Below is a listing; copy all of it exactly.

> **Collected data entries**:
* * * * * * * * *
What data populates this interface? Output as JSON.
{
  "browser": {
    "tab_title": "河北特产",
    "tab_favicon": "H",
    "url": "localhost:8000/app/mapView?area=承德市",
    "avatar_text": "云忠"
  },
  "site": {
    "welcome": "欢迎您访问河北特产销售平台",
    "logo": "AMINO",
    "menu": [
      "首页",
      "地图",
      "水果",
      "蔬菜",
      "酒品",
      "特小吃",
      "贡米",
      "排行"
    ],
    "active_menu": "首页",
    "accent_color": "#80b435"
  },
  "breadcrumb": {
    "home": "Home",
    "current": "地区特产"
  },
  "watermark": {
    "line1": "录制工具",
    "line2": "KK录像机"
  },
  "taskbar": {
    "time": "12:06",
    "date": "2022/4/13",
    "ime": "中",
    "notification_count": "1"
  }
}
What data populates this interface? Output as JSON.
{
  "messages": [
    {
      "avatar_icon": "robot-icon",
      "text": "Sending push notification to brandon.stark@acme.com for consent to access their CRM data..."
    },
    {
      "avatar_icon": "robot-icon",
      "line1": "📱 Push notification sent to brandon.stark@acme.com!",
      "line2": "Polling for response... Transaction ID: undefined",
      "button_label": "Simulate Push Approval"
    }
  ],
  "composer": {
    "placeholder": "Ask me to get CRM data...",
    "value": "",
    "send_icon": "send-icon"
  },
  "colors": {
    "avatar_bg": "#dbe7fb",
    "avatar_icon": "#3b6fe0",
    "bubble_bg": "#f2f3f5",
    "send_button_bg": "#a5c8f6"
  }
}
* * * * * * * * *
> **Answer to the problem**:
What data populates this interface? Output as JSON.
{
  "browser": {
    "tab_title": "河北特产",
    "tab_favicon": "H",
    "url": "localhost:8000/app/mapView?area=承德市",
    "avatar_text": "云忠"
  },
  "site": {
    "welcome": "欢迎您访问河北特产销售平台",
    "logo": "AMINO",
    "menu": [
      "首页",
      "地图",
      "水果",
      "蔬菜",
      "酒品",
      "特小吃",
      "贡米",
      "排行"
    ],
    "active_menu": "首页",
    "accent_color": "#80b435"
  },
  "breadcrumb": {
    "home": "Home",
    "current": "地区特产"
  },
  "watermark": {
    "line1": "录制工具",
    "line2": "KK录像机"
  },
  "taskbar": {
    "time": "12:06",
    "date": "2022/4/13",
    "ime": "中",
    "notification_count": "1"
  }
}
What data populates this interface? Output as JSON.
{
  "messages": [
    {
      "avatar_icon": "robot-icon",
      "text": "Sending push notification to brandon.stark@acme.com for consent to access their CRM data..."
    },
    {
      "avatar_icon": "robot-icon",
      "line1": "📱 Push notification sent to brandon.stark@acme.com!",
      "line2": "Polling for response... Transaction ID: undefined",
      "button_label": "Simulate Push Approval"
    }
  ],
  "composer": {
    "placeholder": "Ask me to get CRM data...",
    "value": "",
    "send_icon": "send-icon"
  },
  "colors": {
    "avatar_bg": "#dbe7fb",
    "avatar_icon": "#3b6fe0",
    "bubble_bg": "#f2f3f5",
    "send_button_bg": "#a5c8f6"
  }
}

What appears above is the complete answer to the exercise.